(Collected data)
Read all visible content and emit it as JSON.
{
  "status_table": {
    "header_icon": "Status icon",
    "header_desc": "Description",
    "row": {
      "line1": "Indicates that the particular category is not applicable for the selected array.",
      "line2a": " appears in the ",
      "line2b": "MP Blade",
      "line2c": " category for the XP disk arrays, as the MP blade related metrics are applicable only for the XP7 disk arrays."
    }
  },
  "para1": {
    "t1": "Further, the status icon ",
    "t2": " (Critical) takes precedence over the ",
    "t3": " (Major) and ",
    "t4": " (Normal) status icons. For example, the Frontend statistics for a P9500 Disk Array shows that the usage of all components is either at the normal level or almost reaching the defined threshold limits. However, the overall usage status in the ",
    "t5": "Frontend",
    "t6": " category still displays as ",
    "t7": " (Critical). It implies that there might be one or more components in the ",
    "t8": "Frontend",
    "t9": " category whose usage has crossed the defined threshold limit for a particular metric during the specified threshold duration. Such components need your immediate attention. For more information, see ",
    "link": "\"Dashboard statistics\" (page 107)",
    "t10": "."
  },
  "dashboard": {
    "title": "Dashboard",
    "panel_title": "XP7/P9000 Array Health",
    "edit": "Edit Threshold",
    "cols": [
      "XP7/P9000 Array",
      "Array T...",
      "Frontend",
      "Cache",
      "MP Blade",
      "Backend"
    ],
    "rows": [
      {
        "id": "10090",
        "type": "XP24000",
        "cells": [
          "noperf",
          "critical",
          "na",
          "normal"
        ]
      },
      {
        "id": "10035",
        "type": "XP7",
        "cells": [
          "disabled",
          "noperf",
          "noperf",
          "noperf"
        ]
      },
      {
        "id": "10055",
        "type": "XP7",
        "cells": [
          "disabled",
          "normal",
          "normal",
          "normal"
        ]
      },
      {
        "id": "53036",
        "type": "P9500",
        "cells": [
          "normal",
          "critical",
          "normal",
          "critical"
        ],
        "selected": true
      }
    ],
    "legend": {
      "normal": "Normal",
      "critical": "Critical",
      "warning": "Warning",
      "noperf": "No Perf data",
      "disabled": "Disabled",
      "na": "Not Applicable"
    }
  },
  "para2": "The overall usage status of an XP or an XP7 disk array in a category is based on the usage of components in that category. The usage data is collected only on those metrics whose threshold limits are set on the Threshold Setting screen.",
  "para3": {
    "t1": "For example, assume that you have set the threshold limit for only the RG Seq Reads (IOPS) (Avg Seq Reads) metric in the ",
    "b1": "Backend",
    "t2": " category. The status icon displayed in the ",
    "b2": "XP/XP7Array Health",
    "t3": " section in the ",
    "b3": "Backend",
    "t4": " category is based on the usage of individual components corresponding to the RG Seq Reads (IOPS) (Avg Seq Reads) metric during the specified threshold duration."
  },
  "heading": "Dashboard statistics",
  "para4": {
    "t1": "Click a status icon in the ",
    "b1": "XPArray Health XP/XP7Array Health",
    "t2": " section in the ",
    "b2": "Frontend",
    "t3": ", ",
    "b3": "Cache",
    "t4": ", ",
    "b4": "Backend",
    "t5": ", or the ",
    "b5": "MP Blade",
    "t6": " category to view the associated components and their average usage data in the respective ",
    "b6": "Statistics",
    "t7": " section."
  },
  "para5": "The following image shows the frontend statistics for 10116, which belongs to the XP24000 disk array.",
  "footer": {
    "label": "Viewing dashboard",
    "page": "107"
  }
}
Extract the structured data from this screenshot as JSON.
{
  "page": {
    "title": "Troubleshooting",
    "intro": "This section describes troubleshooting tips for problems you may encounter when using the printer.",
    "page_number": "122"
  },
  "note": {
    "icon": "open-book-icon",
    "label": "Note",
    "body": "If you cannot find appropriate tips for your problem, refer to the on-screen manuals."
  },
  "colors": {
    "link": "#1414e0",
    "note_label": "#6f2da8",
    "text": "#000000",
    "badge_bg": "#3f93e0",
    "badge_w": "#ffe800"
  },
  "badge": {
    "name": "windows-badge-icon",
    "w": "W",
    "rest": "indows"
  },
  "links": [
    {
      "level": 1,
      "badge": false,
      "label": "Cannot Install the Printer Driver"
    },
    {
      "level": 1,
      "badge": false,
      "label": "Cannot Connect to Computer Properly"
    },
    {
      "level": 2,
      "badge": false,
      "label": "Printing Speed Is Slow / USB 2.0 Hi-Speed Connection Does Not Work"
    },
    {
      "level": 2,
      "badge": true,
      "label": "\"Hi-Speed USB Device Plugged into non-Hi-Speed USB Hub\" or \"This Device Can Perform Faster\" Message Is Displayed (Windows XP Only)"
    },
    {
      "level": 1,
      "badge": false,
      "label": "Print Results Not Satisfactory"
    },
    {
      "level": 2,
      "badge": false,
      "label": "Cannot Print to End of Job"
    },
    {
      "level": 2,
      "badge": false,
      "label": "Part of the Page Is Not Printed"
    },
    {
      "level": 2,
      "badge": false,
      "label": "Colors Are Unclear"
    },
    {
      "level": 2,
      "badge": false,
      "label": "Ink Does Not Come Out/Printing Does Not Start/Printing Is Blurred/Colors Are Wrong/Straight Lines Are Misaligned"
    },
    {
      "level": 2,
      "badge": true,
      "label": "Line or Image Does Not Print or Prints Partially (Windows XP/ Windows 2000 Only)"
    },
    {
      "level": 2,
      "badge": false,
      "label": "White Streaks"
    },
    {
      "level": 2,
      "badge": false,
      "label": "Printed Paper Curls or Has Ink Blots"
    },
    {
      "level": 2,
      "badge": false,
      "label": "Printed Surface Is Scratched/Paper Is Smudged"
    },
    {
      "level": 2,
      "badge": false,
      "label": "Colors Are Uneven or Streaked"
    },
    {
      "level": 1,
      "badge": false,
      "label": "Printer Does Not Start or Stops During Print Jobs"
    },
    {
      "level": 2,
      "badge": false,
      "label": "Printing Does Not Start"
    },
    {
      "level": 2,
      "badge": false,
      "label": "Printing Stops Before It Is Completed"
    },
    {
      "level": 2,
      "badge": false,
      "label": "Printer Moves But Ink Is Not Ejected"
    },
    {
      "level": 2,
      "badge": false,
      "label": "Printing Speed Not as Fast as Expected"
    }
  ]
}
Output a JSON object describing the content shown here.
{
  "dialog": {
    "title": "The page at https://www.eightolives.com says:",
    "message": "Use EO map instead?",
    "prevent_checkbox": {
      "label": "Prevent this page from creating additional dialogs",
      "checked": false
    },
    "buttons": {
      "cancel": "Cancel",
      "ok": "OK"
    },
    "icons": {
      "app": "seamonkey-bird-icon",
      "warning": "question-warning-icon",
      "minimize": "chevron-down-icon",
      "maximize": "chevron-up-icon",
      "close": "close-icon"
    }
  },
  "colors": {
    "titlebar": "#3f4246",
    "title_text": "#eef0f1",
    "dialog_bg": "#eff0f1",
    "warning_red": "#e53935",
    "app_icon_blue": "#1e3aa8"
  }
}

> _TASK TO COMPLETE_: Copy each line of the data above without altering a single character.

> _ANSWER TO THE PROBLEM_:
Read all visible content and emit it as JSON.
{
  "status_table": {
    "header_icon": "Status icon",
    "header_desc": "Description",
    "row": {
      "line1": "Indicates that the particular category is not applicable for the selected array.",
      "line2a": " appears in the ",
      "line2b": "MP Blade",
      "line2c": " category for the XP disk arrays, as the MP blade related metrics are applicable only for the XP7 disk arrays."
    }
  },
  "para1": {
    "t1": "Further, the status icon ",
    "t2": " (Critical) takes precedence over the ",
    "t3": " (Major) and ",
    "t4": " (Normal) status icons. For example, the Frontend statistics for a P9500 Disk Array shows that the usage of all components is either at the normal level or almost reaching the defined threshold limits. However, the overall usage status in the ",
    "t5": "Frontend",
    "t6": " category still displays as ",
    "t7": " (Critical). It implies that there might be one or more components in the ",
    "t8": "Frontend",
    "t9": " category whose usage has crossed the defined threshold limit for a particular metric during the specified threshold duration. Such components need your immediate attention. For more information, see ",
    "link": "\"Dashboard statistics\" (page 107)",
    "t10": "."
  },
  "dashboard": {
    "title": "Dashboard",
    "panel_title": "XP7/P9000 Array Health",
    "edit": "Edit Threshold",
    "cols": [
      "XP7/P9000 Array",
      "Array T...",
      "Frontend",
      "Cache",
      "MP Blade",
      "Backend"
    ],
    "rows": [
      {
        "id": "10090",
        "type": "XP24000",
        "cells": [
          "noperf",
          "critical",
          "na",
          "normal"
        ]
      },
      {
        "id": "10035",
        "type": "XP7",
        "cells": [
          "disabled",
          "noperf",
          "noperf",
          "noperf"
        ]
      },
      {
        "id": "10055",
        "type": "XP7",
        "cells": [
          "disabled",
          "normal",
          "normal",
          "normal"
        ]
      },
      {
        "id": "53036",
        "type": "P9500",
        "cells": [
          "normal",
          "critical",
          "normal",
          "critical"
        ],
        "selected": true
      }
    ],
    "legend": {
      "normal": "Normal",
      "critical": "Critical",
      "warning": "Warning",
      "noperf": "No Perf data",
      "disabled": "Disabled",
      "na": "Not Applicable"
    }
  },
  "para2": "The overall usage status of an XP or an XP7 disk array in a category is based on the usage of components in that category. The usage data is collected only on those metrics whose threshold limits are set on the Threshold Setting screen.",
  "para3": {
    "t1": "For example, assume that you have set the threshold limit for only the RG Seq Reads (IOPS) (Avg Seq Reads) metric in the ",
    "b1": "Backend",
    "t2": " category. The status icon displayed in the ",
    "b2": "XP/XP7Array Health",
    "t3": " section in the ",
    "b3": "Backend",
    "t4": " category is based on the usage of individual components corresponding to the RG Seq Reads (IOPS) (Avg Seq Reads) metric during the specified threshold duration."
  },
  "heading": "Dashboard statistics",
  "para4": {
    "t1": "Click a status icon in the ",
    "b1": "XPArray Health XP/XP7Array Health",
    "t2": " section in the ",
    "b2": "Frontend",
    "t3": ", ",
    "b3": "Cache",
    "t4": ", ",
    "b4": "Backend",
    "t5": ", or the ",
    "b5": "MP Blade",
    "t6": " category to view the associated components and their average usage data in the respective ",
    "b6": "Statistics",
    "t7": " section."
  },
  "para5": "The following image shows the frontend statistics for 10116, which belongs to the XP24000 disk array.",
  "footer": {
    "label": "Viewing dashboard",
    "page": "107"
  }
}
Extract the structured data from this screenshot as JSON.
{
  "page": {
    "title": "Troubleshooting",
    "intro": "This section describes troubleshooting tips for problems you may encounter when using the printer.",
    "page_number": "122"
  },
  "note": {
    "icon": "open-book-icon",
    "label": "Note",
    "body": "If you cannot find appropriate tips for your problem, refer to the on-screen manuals."
  },
  "colors": {
    "link": "#1414e0",
    "note_label": "#6f2da8",
    "text": "#000000",
    "badge_bg": "#3f93e0",
    "badge_w": "#ffe800"
  },
  "badge": {
    "name": "windows-badge-icon",
    "w": "W",
    "rest": "indows"
  },
  "links": [
    {
      "level": 1,
      "badge": false,
      "label": "Cannot Install the Printer Driver"
    },
    {
      "level": 1,
      "badge": false,
      "label": "Cannot Connect to Computer Properly"
    },
    {
      "level": 2,
      "badge": false,
      "label": "Printing Speed Is Slow / USB 2.0 Hi-Speed Connection Does Not Work"
    },
    {
      "level": 2,
      "badge": true,
      "label": "\"Hi-Speed USB Device Plugged into non-Hi-Speed USB Hub\" or \"This Device Can Perform Faster\" Message Is Displayed (Windows XP Only)"
    },
    {
      "level": 1,
      "badge": false,
      "label": "Print Results Not Satisfactory"
    },
    {
      "level": 2,
      "badge": false,
      "label": "Cannot Print to End of Job"
    },
    {
      "level": 2,
      "badge": false,
      "label": "Part of the Page Is Not Printed"
    },
    {
      "level": 2,
      "badge": false,
      "label": "Colors Are Unclear"
    },
    {
      "level": 2,
      "badge": false,
      "label": "Ink Does Not Come Out/Printing Does Not Start/Printing Is Blurred/Colors Are Wrong/Straight Lines Are Misaligned"
    },
    {
      "level": 2,
      "badge": true,
      "label": "Line or Image Does Not Print or Prints Partially (Windows XP/ Windows 2000 Only)"
    },
    {
      "level": 2,
      "badge": false,
      "label": "White Streaks"
    },
    {
      "level": 2,
      "badge": false,
      "label": "Printed Paper Curls or Has Ink Blots"
    },
    {
      "level": 2,
      "badge": false,
      "label": "Printed Surface Is Scratched/Paper Is Smudged"
    },
    {
      "level": 2,
      "badge": false,
      "label": "Colors Are Uneven or Streaked"
    },
    {
      "level": 1,
      "badge": false,
      "label": "Printer Does Not Start or Stops During Print Jobs"
    },
    {
      "level": 2,
      "badge": false,
      "label": "Printing Does Not Start"
    },
    {
      "level": 2,
      "badge": false,
      "label": "Printing Stops Before It Is Completed"
    },
    {
      "level": 2,
      "badge": false,
      "label": "Printer Moves But Ink Is Not Ejected"
    },
    {
      "level": 2,
      "badge": false,
      "label": "Printing Speed Not as Fast as Expected"
    }
  ]
}
Output a JSON object describing the content shown here.
{
  "dialog": {
    "title": "The page at https://www.eightolives.com says:",
    "message": "Use EO map instead?",
    "prevent_checkbox": {
      "label": "Prevent this page from creating additional dialogs",
      "checked": false
    },
    "buttons": {
      "cancel": "Cancel",
      "ok": "OK"
    },
    "icons": {
      "app": "seamonkey-bird-icon",
      "warning": "question-warning-icon",
      "minimize": "chevron-down-icon",
      "maximize": "chevron-up-icon",
      "close": "close-icon"
    }
  },
  "colors": {
    "titlebar": "#3f4246",
    "title_text": "#eef0f1",
    "dialog_bg": "#eff0f1",
    "warning_red": "#e53935",
    "app_icon_blue": "#1e3aa8"
  }
}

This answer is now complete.